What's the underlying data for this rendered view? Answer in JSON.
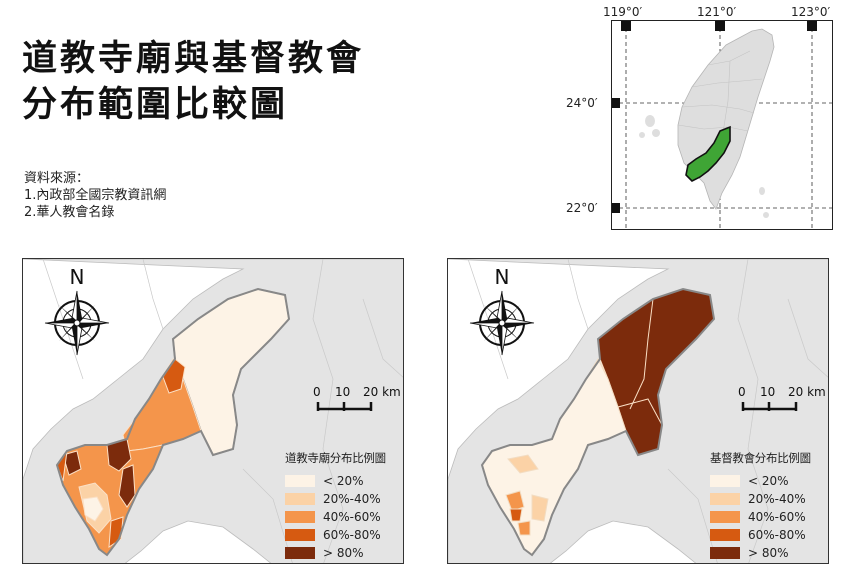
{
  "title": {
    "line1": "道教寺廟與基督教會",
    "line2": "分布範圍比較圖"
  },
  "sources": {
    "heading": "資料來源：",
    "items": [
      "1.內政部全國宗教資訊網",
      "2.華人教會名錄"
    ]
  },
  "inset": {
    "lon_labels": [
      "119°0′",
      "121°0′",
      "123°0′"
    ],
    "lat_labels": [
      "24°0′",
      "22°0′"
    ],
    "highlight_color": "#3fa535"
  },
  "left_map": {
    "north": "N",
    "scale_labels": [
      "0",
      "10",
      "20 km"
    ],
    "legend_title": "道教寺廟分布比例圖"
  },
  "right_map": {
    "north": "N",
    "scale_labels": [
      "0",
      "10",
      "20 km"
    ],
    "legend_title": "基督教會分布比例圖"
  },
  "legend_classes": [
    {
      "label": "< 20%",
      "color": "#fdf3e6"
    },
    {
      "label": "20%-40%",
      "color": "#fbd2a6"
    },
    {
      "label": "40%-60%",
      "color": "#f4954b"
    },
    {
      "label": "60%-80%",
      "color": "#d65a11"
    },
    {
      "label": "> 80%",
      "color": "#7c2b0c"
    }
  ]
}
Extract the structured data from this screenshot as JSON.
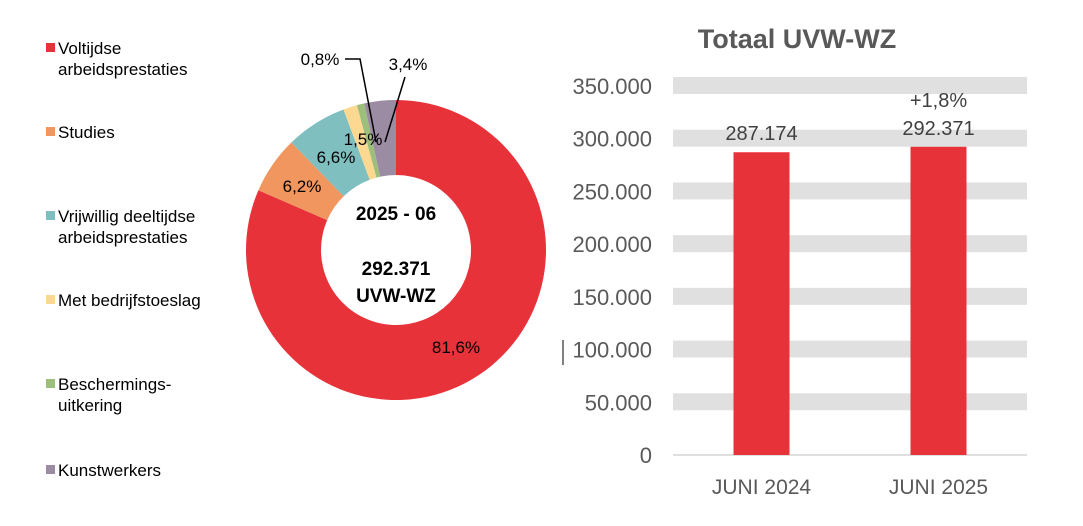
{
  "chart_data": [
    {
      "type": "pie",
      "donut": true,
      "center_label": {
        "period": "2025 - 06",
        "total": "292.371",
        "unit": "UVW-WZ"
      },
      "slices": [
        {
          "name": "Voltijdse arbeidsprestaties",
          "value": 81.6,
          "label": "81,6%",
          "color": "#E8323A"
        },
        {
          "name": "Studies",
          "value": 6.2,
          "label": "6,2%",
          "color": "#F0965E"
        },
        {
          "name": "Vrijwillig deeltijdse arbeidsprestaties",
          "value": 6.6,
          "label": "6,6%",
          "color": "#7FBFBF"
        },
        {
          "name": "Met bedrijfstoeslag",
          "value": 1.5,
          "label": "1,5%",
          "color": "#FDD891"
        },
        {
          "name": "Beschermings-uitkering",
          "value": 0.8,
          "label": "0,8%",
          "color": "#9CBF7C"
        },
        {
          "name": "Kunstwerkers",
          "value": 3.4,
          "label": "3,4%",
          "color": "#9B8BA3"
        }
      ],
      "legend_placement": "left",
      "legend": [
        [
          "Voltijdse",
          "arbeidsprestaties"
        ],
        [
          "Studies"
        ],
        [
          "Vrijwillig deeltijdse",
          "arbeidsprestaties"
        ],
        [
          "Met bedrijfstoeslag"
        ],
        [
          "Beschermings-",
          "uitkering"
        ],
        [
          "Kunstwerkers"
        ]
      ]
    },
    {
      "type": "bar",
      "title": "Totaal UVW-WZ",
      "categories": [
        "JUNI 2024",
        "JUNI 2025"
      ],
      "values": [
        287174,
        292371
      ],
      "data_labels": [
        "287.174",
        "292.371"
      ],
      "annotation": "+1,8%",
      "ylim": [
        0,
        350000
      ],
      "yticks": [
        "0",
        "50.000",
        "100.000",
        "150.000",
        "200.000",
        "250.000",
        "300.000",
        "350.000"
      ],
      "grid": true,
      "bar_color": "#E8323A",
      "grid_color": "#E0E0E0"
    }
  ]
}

→ **WHAT YOU NEED TO DO**
Write out the full set of lines verbatim, without the pictures.

→ **RESPONSE TO THIS TASK**
What's the underlying data for this rendered view? Answer in JSON.
{
  "title": {
    "line1": "道教寺廟與基督教會",
    "line2": "分布範圍比較圖"
  },
  "sources": {
    "heading": "資料來源：",
    "items": [
      "1.內政部全國宗教資訊網",
      "2.華人教會名錄"
    ]
  },
  "inset": {
    "lon_labels": [
      "119°0′",
      "121°0′",
      "123°0′"
    ],
    "lat_labels": [
      "24°0′",
      "22°0′"
    ],
    "highlight_color": "#3fa535"
  },
  "left_map": {
    "north": "N",
    "scale_labels": [
      "0",
      "10",
      "20 km"
    ],
    "legend_title": "道教寺廟分布比例圖"
  },
  "right_map": {
    "north": "N",
    "scale_labels": [
      "0",
      "10",
      "20 km"
    ],
    "legend_title": "基督教會分布比例圖"
  },
  "legend_classes": [
    {
      "label": "< 20%",
      "color": "#fdf3e6"
    },
    {
      "label": "20%-40%",
      "color": "#fbd2a6"
    },
    {
      "label": "40%-60%",
      "color": "#f4954b"
    },
    {
      "label": "60%-80%",
      "color": "#d65a11"
    },
    {
      "label": "> 80%",
      "color": "#7c2b0c"
    }
  ]
}
Extract the structured data from this screenshot as JSON.
{
  "chart_data": [
    {
      "type": "pie",
      "donut": true,
      "center_label": {
        "period": "2025 - 06",
        "total": "292.371",
        "unit": "UVW-WZ"
      },
      "slices": [
        {
          "name": "Voltijdse arbeidsprestaties",
          "value": 81.6,
          "label": "81,6%",
          "color": "#E8323A"
        },
        {
          "name": "Studies",
          "value": 6.2,
          "label": "6,2%",
          "color": "#F0965E"
        },
        {
          "name": "Vrijwillig deeltijdse arbeidsprestaties",
          "value": 6.6,
          "label": "6,6%",
          "color": "#7FBFBF"
        },
        {
          "name": "Met bedrijfstoeslag",
          "value": 1.5,
          "label": "1,5%",
          "color": "#FDD891"
        },
        {
          "name": "Beschermings-uitkering",
          "value": 0.8,
          "label": "0,8%",
          "color": "#9CBF7C"
        },
        {
          "name": "Kunstwerkers",
          "value": 3.4,
          "label": "3,4%",
          "color": "#9B8BA3"
        }
      ],
      "legend_placement": "left",
      "legend": [
        [
          "Voltijdse",
          "arbeidsprestaties"
        ],
        [
          "Studies"
        ],
        [
          "Vrijwillig deeltijdse",
          "arbeidsprestaties"
        ],
        [
          "Met bedrijfstoeslag"
        ],
        [
          "Beschermings-",
          "uitkering"
        ],
        [
          "Kunstwerkers"
        ]
      ]
    },
    {
      "type": "bar",
      "title": "Totaal UVW-WZ",
      "categories": [
        "JUNI 2024",
        "JUNI 2025"
      ],
      "values": [
        287174,
        292371
      ],
      "data_labels": [
        "287.174",
        "292.371"
      ],
      "annotation": "+1,8%",
      "ylim": [
        0,
        350000
      ],
      "yticks": [
        "0",
        "50.000",
        "100.000",
        "150.000",
        "200.000",
        "250.000",
        "300.000",
        "350.000"
      ],
      "grid": true,
      "bar_color": "#E8323A",
      "grid_color": "#E0E0E0"
    }
  ]
}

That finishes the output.